_Written exercise_:
Only the pictures are to be left out; set down the rest of the records exactly.

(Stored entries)
^^^^^^^^
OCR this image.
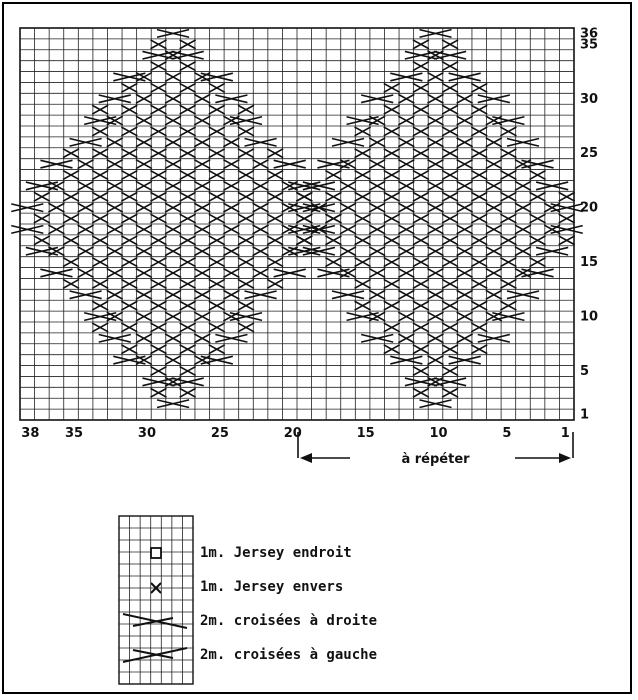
1
5
10
15
20
25
30
35
36
38 35	30	25	20	15	10	5	1
à répéter
1m. Jersey endroit
1m. Jersey envers
2m. croisées à droite
2m. croisées à gauche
^^^^^^^^
_Reply_:
OCR this image.
1
5
10
15
20
25
30
35
36
38 35	30	25	20	15	10	5	1
à répéter
1m. Jersey endroit
1m. Jersey envers
2m. croisées à droite
2m. croisées à gauche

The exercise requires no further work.